For every line in the data below that contains "author", copy the line.

# Record list start

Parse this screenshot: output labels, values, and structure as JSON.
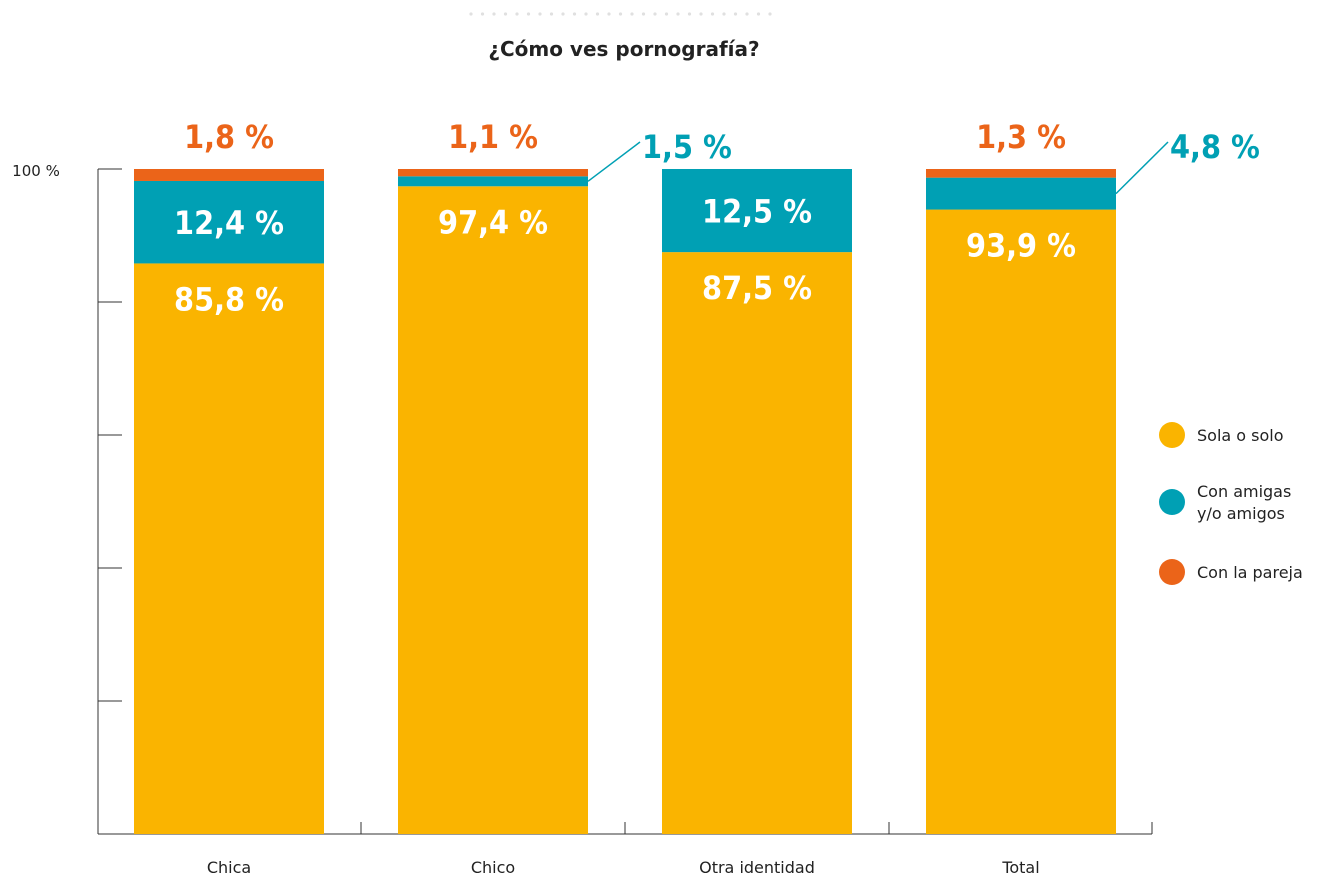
{
  "chart_data": {
    "type": "bar",
    "stacked": true,
    "title": "¿Cómo ves pornografía?",
    "categories": [
      "Chica",
      "Chico",
      "Otra identidad",
      "Total"
    ],
    "series": [
      {
        "name": "Sola o solo",
        "color": "#FAB400",
        "values": [
          85.8,
          97.4,
          87.5,
          93.9
        ]
      },
      {
        "name": "Con amigas y/o amigos",
        "legend_lines": [
          "Con amigas",
          "y/o amigos"
        ],
        "color": "#00A0B4",
        "values": [
          12.4,
          1.5,
          12.5,
          4.8
        ]
      },
      {
        "name": "Con la pareja",
        "color": "#EB6419",
        "values": [
          1.8,
          1.1,
          0,
          1.3
        ]
      }
    ],
    "data_labels": [
      {
        "category": "Chica",
        "series": "Sola o solo",
        "text": "85,8 %"
      },
      {
        "category": "Chica",
        "series": "Con amigas y/o amigos",
        "text": "12,4 %"
      },
      {
        "category": "Chica",
        "series": "Con la pareja",
        "text": "1,8 %"
      },
      {
        "category": "Chico",
        "series": "Sola o solo",
        "text": "97,4 %"
      },
      {
        "category": "Chico",
        "series": "Con amigas y/o amigos",
        "text": "1,5 %"
      },
      {
        "category": "Chico",
        "series": "Con la pareja",
        "text": "1,1 %"
      },
      {
        "category": "Otra identidad",
        "series": "Sola o solo",
        "text": "87,5 %"
      },
      {
        "category": "Otra identidad",
        "series": "Con amigas y/o amigos",
        "text": "12,5 %"
      },
      {
        "category": "Total",
        "series": "Sola o solo",
        "text": "93,9 %"
      },
      {
        "category": "Total",
        "series": "Con amigas y/o amigos",
        "text": "4,8 %"
      },
      {
        "category": "Total",
        "series": "Con la pareja",
        "text": "1,3 %"
      }
    ],
    "y_axis": {
      "max_label": "100 %",
      "range": [
        0,
        100
      ]
    },
    "grid": false,
    "legend_position": "right"
  }
}
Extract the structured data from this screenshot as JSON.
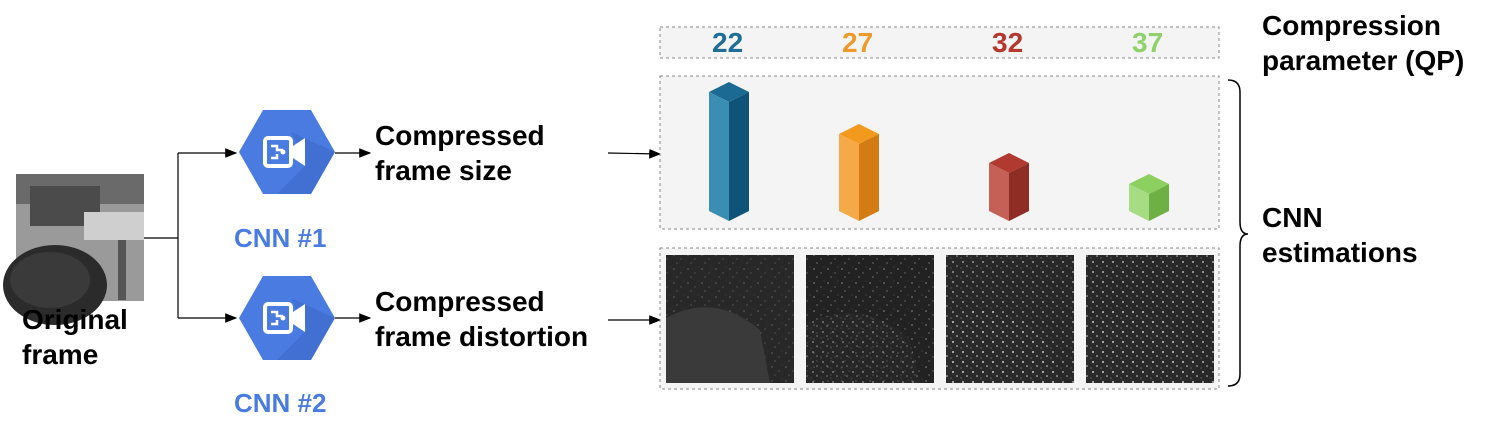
{
  "input": {
    "label_line1": "Original",
    "label_line2": "frame"
  },
  "networks": [
    {
      "label": "CNN #1",
      "output_line1": "Compressed",
      "output_line2": "frame size"
    },
    {
      "label": "CNN #2",
      "output_line1": "Compressed",
      "output_line2": "frame distortion"
    }
  ],
  "qp_values": [
    {
      "value": "22",
      "color": "#1f6e96"
    },
    {
      "value": "27",
      "color": "#ef9a2c"
    },
    {
      "value": "32",
      "color": "#b5372e"
    },
    {
      "value": "37",
      "color": "#8fd16b"
    }
  ],
  "right_labels": {
    "qp_line1": "Compression",
    "qp_line2": "parameter (QP)",
    "est_line1": "CNN",
    "est_line2": "estimations"
  },
  "bar_relative_sizes": [
    1.0,
    0.68,
    0.46,
    0.22
  ],
  "colors": {
    "cnn_hex": "#4a7be0",
    "panel_bg": "#f4f4f4",
    "panel_border": "#888888"
  },
  "icons": {
    "cnn": "hexagon-camera-icon",
    "brace": "right-brace-icon"
  }
}
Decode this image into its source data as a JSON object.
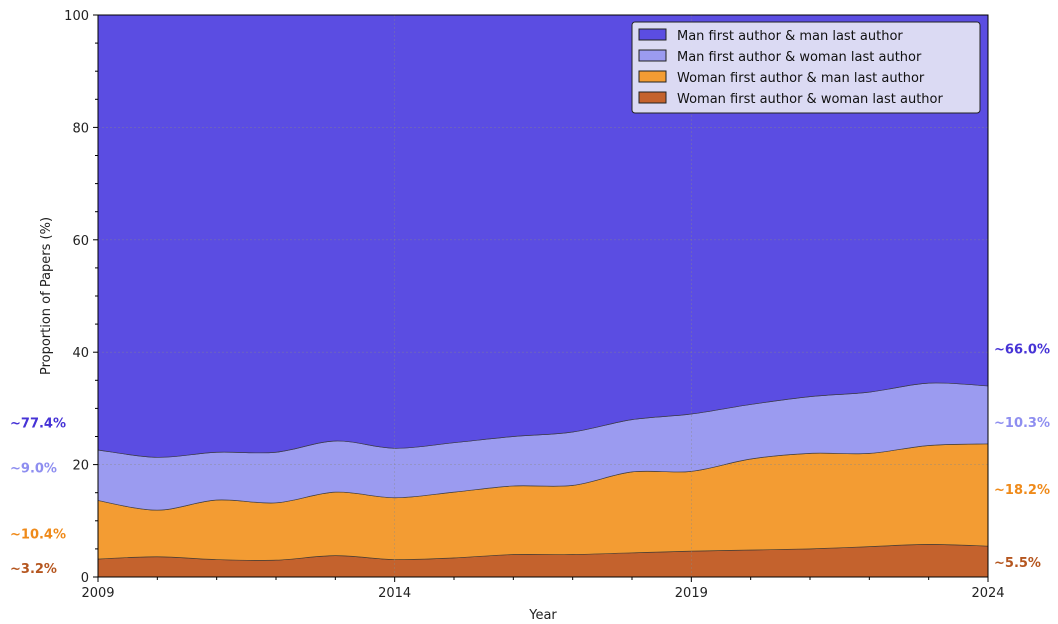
{
  "chart_data": {
    "type": "area",
    "stacked": true,
    "title": "",
    "xlabel": "Year",
    "ylabel": "Proportion of Papers (%)",
    "xlim": [
      2009,
      2024
    ],
    "ylim": [
      0,
      100
    ],
    "x_ticks": [
      2009,
      2014,
      2019,
      2024
    ],
    "y_ticks": [
      0,
      20,
      40,
      60,
      80,
      100
    ],
    "grid": true,
    "legend_position": "top-right",
    "x": [
      2009,
      2010,
      2011,
      2012,
      2013,
      2014,
      2015,
      2016,
      2017,
      2018,
      2019,
      2020,
      2021,
      2022,
      2023,
      2024
    ],
    "series": [
      {
        "name": "Woman first author & woman last author",
        "color": "#c4622d",
        "values": [
          3.2,
          3.6,
          3.1,
          3.0,
          3.8,
          3.1,
          3.4,
          4.0,
          4.0,
          4.3,
          4.6,
          4.8,
          5.0,
          5.4,
          5.8,
          5.5
        ]
      },
      {
        "name": "Woman first author & man last author",
        "color": "#f39c33",
        "values": [
          10.4,
          8.3,
          10.6,
          10.2,
          11.3,
          11.0,
          11.7,
          12.2,
          12.3,
          14.4,
          14.2,
          16.2,
          17.0,
          16.6,
          17.6,
          18.2
        ]
      },
      {
        "name": "Man first author & woman last author",
        "color": "#9b9bf0",
        "values": [
          9.0,
          9.4,
          8.5,
          9.0,
          9.1,
          8.8,
          8.8,
          8.8,
          9.5,
          9.3,
          10.2,
          9.7,
          10.1,
          10.9,
          11.1,
          10.3
        ]
      },
      {
        "name": "Man first author & man last author",
        "color": "#5b4de2",
        "values": [
          77.4,
          78.7,
          77.8,
          77.8,
          75.8,
          77.1,
          76.1,
          75.0,
          74.2,
          72.0,
          71.0,
          69.3,
          67.9,
          67.1,
          65.5,
          66.0
        ]
      }
    ],
    "annotations_left": [
      {
        "text": "~77.4%",
        "color": "#4633d6",
        "y": 77.4,
        "label_at": 27.5
      },
      {
        "text": "~9.0%",
        "color": "#8e8ef0",
        "y": 9.0,
        "label_at": 19.5
      },
      {
        "text": "~10.4%",
        "color": "#ef8a1a",
        "y": 10.4,
        "label_at": 7.7
      },
      {
        "text": "~3.2%",
        "color": "#b5561f",
        "y": 3.2,
        "label_at": 1.6
      }
    ],
    "annotations_right": [
      {
        "text": "~66.0%",
        "color": "#4633d6",
        "y": 66.0,
        "label_at": 40.7
      },
      {
        "text": "~10.3%",
        "color": "#8e8ef0",
        "y": 10.3,
        "label_at": 27.6
      },
      {
        "text": "~18.2%",
        "color": "#ef8a1a",
        "y": 18.2,
        "label_at": 15.7
      },
      {
        "text": "~5.5%",
        "color": "#b5561f",
        "y": 5.5,
        "label_at": 2.7
      }
    ]
  }
}
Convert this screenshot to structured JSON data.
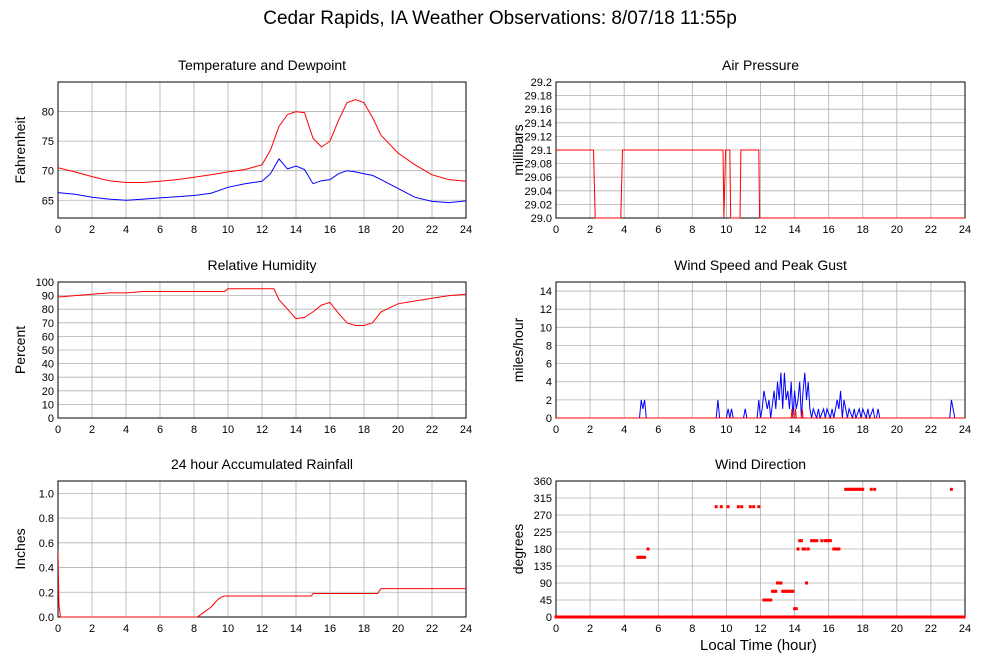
{
  "page": {
    "title": "Cedar Rapids, IA Weather Observations: 8/07/18 11:55p",
    "x_axis_title": "Local Time (hour)"
  },
  "colors": {
    "red": "#ff0000",
    "blue": "#0000ff",
    "grid": "#b0b0b0",
    "frame": "#000000"
  },
  "chart_data": [
    {
      "id": "temperature",
      "type": "line",
      "title": "Temperature and Dewpoint",
      "ylabel": "Fahrenheit",
      "xlabel": "",
      "xlim": [
        0,
        24
      ],
      "ylim": [
        62,
        85
      ],
      "xticks": [
        0,
        2,
        4,
        6,
        8,
        10,
        12,
        14,
        16,
        18,
        20,
        22,
        24
      ],
      "yticks": [
        65,
        70,
        75,
        80
      ],
      "grid": true,
      "series": [
        {
          "color": "#ff0000",
          "x": [
            0,
            1,
            2,
            3,
            4,
            5,
            6,
            7,
            8,
            9,
            10,
            11,
            12,
            12.5,
            13,
            13.5,
            14,
            14.5,
            15,
            15.5,
            16,
            16.5,
            17,
            17.5,
            18,
            18.5,
            19,
            20,
            21,
            22,
            23,
            24
          ],
          "values": [
            70.5,
            69.8,
            69,
            68.3,
            68,
            68,
            68.2,
            68.5,
            68.9,
            69.3,
            69.8,
            70.2,
            71,
            73.5,
            77.5,
            79.5,
            80,
            79.8,
            75.5,
            74,
            75,
            78.5,
            81.5,
            82,
            81.5,
            79,
            76,
            73,
            71,
            69.3,
            68.5,
            68.2
          ]
        },
        {
          "color": "#0000ff",
          "x": [
            0,
            1,
            2,
            3,
            4,
            5,
            6,
            7,
            8,
            9,
            10,
            11,
            12,
            12.5,
            13,
            13.5,
            14,
            14.5,
            15,
            15.5,
            16,
            16.5,
            17,
            17.5,
            18,
            18.5,
            19,
            20,
            21,
            22,
            23,
            24
          ],
          "values": [
            66.3,
            66,
            65.5,
            65.2,
            65,
            65.2,
            65.4,
            65.6,
            65.8,
            66.2,
            67.2,
            67.8,
            68.2,
            69.5,
            72,
            70.3,
            70.8,
            70.2,
            67.8,
            68.3,
            68.5,
            69.5,
            70,
            69.8,
            69.5,
            69.2,
            68.5,
            67,
            65.5,
            64.8,
            64.6,
            64.9
          ]
        }
      ]
    },
    {
      "id": "pressure",
      "type": "line",
      "title": "Air Pressure",
      "ylabel": "millibars",
      "xlabel": "",
      "xlim": [
        0,
        24
      ],
      "ylim": [
        29.0,
        29.2
      ],
      "xticks": [
        0,
        2,
        4,
        6,
        8,
        10,
        12,
        14,
        16,
        18,
        20,
        22,
        24
      ],
      "yticks": [
        "29.0",
        "29.02",
        "29.04",
        "29.06",
        "29.08",
        "29.1",
        "29.12",
        "29.14",
        "29.16",
        "29.18",
        "29.2"
      ],
      "grid": true,
      "series": [
        {
          "color": "#ff0000",
          "x": [
            0,
            2.2,
            2.3,
            3.8,
            3.9,
            9.8,
            9.85,
            9.95,
            10.0,
            10.2,
            10.25,
            10.8,
            10.85,
            11.9,
            11.95,
            24
          ],
          "values": [
            29.1,
            29.1,
            29.0,
            29.0,
            29.1,
            29.1,
            29.0,
            29.1,
            29.1,
            29.1,
            29.0,
            29.0,
            29.1,
            29.1,
            29.0,
            29.0
          ]
        }
      ]
    },
    {
      "id": "humidity",
      "type": "line",
      "title": "Relative Humidity",
      "ylabel": "Percent",
      "xlabel": "",
      "xlim": [
        0,
        24
      ],
      "ylim": [
        0,
        100
      ],
      "xticks": [
        0,
        2,
        4,
        6,
        8,
        10,
        12,
        14,
        16,
        18,
        20,
        22,
        24
      ],
      "yticks": [
        0,
        10,
        20,
        30,
        40,
        50,
        60,
        70,
        80,
        90,
        100
      ],
      "grid": true,
      "series": [
        {
          "color": "#ff0000",
          "x": [
            0,
            1,
            2,
            3,
            4,
            5,
            6,
            7,
            8,
            9,
            9.8,
            10,
            11,
            12,
            12.7,
            13,
            13.5,
            14,
            14.5,
            15,
            15.5,
            16,
            16.5,
            17,
            17.5,
            18,
            18.5,
            19,
            20,
            21,
            22,
            23,
            24
          ],
          "values": [
            89,
            90,
            91,
            92,
            92,
            93,
            93,
            93,
            93,
            93,
            93,
            95,
            95,
            95,
            95,
            87,
            80,
            73,
            74,
            78,
            83,
            85,
            77,
            70,
            68,
            68,
            70,
            78,
            84,
            86,
            88,
            90,
            91
          ]
        }
      ]
    },
    {
      "id": "wind-speed",
      "type": "line",
      "title": "Wind Speed and Peak Gust",
      "ylabel": "miles/hour",
      "xlabel": "",
      "xlim": [
        0,
        24
      ],
      "ylim": [
        0,
        15
      ],
      "xticks": [
        0,
        2,
        4,
        6,
        8,
        10,
        12,
        14,
        16,
        18,
        20,
        22,
        24
      ],
      "yticks": [
        0,
        2,
        4,
        6,
        8,
        10,
        12,
        14
      ],
      "grid": true,
      "series": [
        {
          "color": "#0000ff",
          "x": [
            0,
            4.9,
            5.0,
            5.1,
            5.2,
            5.3,
            5.4,
            9.4,
            9.5,
            9.6,
            10.0,
            10.1,
            10.2,
            10.3,
            10.4,
            11.0,
            11.1,
            11.2,
            11.8,
            11.9,
            12.0,
            12.1,
            12.2,
            12.4,
            12.5,
            12.6,
            12.8,
            12.9,
            13.0,
            13.1,
            13.2,
            13.3,
            13.4,
            13.5,
            13.6,
            13.7,
            13.8,
            13.9,
            14.0,
            14.1,
            14.2,
            14.3,
            14.4,
            14.5,
            14.6,
            14.7,
            14.8,
            14.9,
            15.0,
            15.1,
            15.3,
            15.4,
            15.5,
            15.7,
            15.8,
            15.9,
            16.1,
            16.2,
            16.3,
            16.5,
            16.6,
            16.7,
            16.8,
            16.9,
            17.0,
            17.1,
            17.2,
            17.4,
            17.5,
            17.6,
            17.8,
            17.9,
            18.0,
            18.2,
            18.3,
            18.4,
            18.6,
            18.7,
            18.8,
            18.9,
            19.0,
            23.1,
            23.2,
            23.3,
            23.4,
            24
          ],
          "values": [
            0,
            0,
            2,
            1,
            2,
            0,
            0,
            0,
            2,
            0,
            0,
            1,
            0,
            1,
            0,
            0,
            1,
            0,
            0,
            2,
            0,
            1,
            3,
            1,
            2,
            0,
            3,
            1,
            4,
            2,
            5,
            1,
            5,
            2,
            3,
            1,
            4,
            0,
            3,
            1,
            2,
            4,
            0,
            3,
            5,
            2,
            4,
            1,
            0,
            1,
            0,
            1,
            0,
            1,
            0,
            1,
            0,
            1,
            0,
            2,
            1,
            3,
            0,
            2,
            1,
            0,
            1,
            0,
            1,
            0,
            1,
            0,
            1,
            0,
            1,
            0,
            1,
            0,
            0,
            1,
            0,
            0,
            2,
            1,
            0,
            0
          ]
        },
        {
          "color": "#ff0000",
          "x": [
            0,
            13.8,
            13.85,
            13.9,
            14.0,
            14.05,
            14.1,
            14.4,
            14.45,
            14.5,
            24
          ],
          "values": [
            0,
            0,
            1,
            0,
            0,
            1,
            0,
            0,
            1,
            0,
            0
          ]
        }
      ]
    },
    {
      "id": "rainfall",
      "type": "line",
      "title": "24 hour Accumulated Rainfall",
      "ylabel": "Inches",
      "xlabel": "",
      "xlim": [
        0,
        24
      ],
      "ylim": [
        0,
        1.1
      ],
      "xticks": [
        0,
        2,
        4,
        6,
        8,
        10,
        12,
        14,
        16,
        18,
        20,
        22,
        24
      ],
      "yticks": [
        "0.0",
        "0.2",
        "0.4",
        "0.6",
        "0.8",
        "1.0"
      ],
      "grid": true,
      "series": [
        {
          "color": "#ff0000",
          "x": [
            0,
            0.05,
            0.15,
            8.2,
            8.5,
            8.8,
            9.0,
            9.2,
            9.4,
            9.6,
            9.8,
            10.2,
            14.9,
            15.0,
            18.8,
            19.0,
            24
          ],
          "values": [
            0.54,
            0.1,
            0.0,
            0.0,
            0.03,
            0.06,
            0.08,
            0.11,
            0.14,
            0.16,
            0.17,
            0.17,
            0.17,
            0.19,
            0.19,
            0.23,
            0.23
          ]
        }
      ]
    },
    {
      "id": "wind-direction",
      "type": "scatter",
      "title": "Wind Direction",
      "ylabel": "degrees",
      "xlabel": "Local Time (hour)",
      "xlim": [
        0,
        24
      ],
      "ylim": [
        0,
        360
      ],
      "xticks": [
        0,
        2,
        4,
        6,
        8,
        10,
        12,
        14,
        16,
        18,
        20,
        22,
        24
      ],
      "yticks": [
        0,
        45,
        90,
        135,
        180,
        225,
        270,
        315,
        360
      ],
      "grid": true,
      "series": [
        {
          "color": "#ff0000",
          "points": [
            [
              4.8,
              158
            ],
            [
              4.9,
              158
            ],
            [
              5.0,
              158
            ],
            [
              5.1,
              158
            ],
            [
              5.2,
              158
            ],
            [
              5.4,
              180
            ],
            [
              9.4,
              292
            ],
            [
              9.7,
              292
            ],
            [
              10.1,
              292
            ],
            [
              10.7,
              292
            ],
            [
              10.9,
              292
            ],
            [
              11.4,
              292
            ],
            [
              11.6,
              292
            ],
            [
              11.9,
              292
            ],
            [
              12.2,
              45
            ],
            [
              12.3,
              45
            ],
            [
              12.4,
              45
            ],
            [
              12.5,
              45
            ],
            [
              12.6,
              45
            ],
            [
              12.7,
              68
            ],
            [
              12.8,
              68
            ],
            [
              12.9,
              68
            ],
            [
              13.0,
              90
            ],
            [
              13.1,
              90
            ],
            [
              13.2,
              90
            ],
            [
              13.3,
              68
            ],
            [
              13.4,
              68
            ],
            [
              13.5,
              68
            ],
            [
              13.6,
              68
            ],
            [
              13.7,
              68
            ],
            [
              13.8,
              68
            ],
            [
              13.9,
              68
            ],
            [
              14.0,
              22
            ],
            [
              14.1,
              22
            ],
            [
              14.2,
              180
            ],
            [
              14.3,
              202
            ],
            [
              14.4,
              202
            ],
            [
              14.5,
              180
            ],
            [
              14.6,
              180
            ],
            [
              14.7,
              90
            ],
            [
              14.8,
              180
            ],
            [
              15.0,
              202
            ],
            [
              15.1,
              202
            ],
            [
              15.2,
              202
            ],
            [
              15.3,
              202
            ],
            [
              15.6,
              202
            ],
            [
              15.8,
              202
            ],
            [
              15.9,
              202
            ],
            [
              16.0,
              202
            ],
            [
              16.1,
              202
            ],
            [
              16.3,
              180
            ],
            [
              16.4,
              180
            ],
            [
              16.5,
              180
            ],
            [
              16.6,
              180
            ],
            [
              17.0,
              338
            ],
            [
              17.1,
              338
            ],
            [
              17.2,
              338
            ],
            [
              17.3,
              338
            ],
            [
              17.4,
              338
            ],
            [
              17.5,
              338
            ],
            [
              17.6,
              338
            ],
            [
              17.7,
              338
            ],
            [
              17.8,
              338
            ],
            [
              17.9,
              338
            ],
            [
              18.0,
              338
            ],
            [
              18.5,
              338
            ],
            [
              18.7,
              338
            ],
            [
              23.2,
              338
            ]
          ]
        }
      ]
    }
  ]
}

# Record list end

### Exercise output
        "name": "Woman first author & woman last author",
        "name": "Woman first author & man last author",
        "name": "Man first author & woman last author",
        "name": "Man first author & man last author",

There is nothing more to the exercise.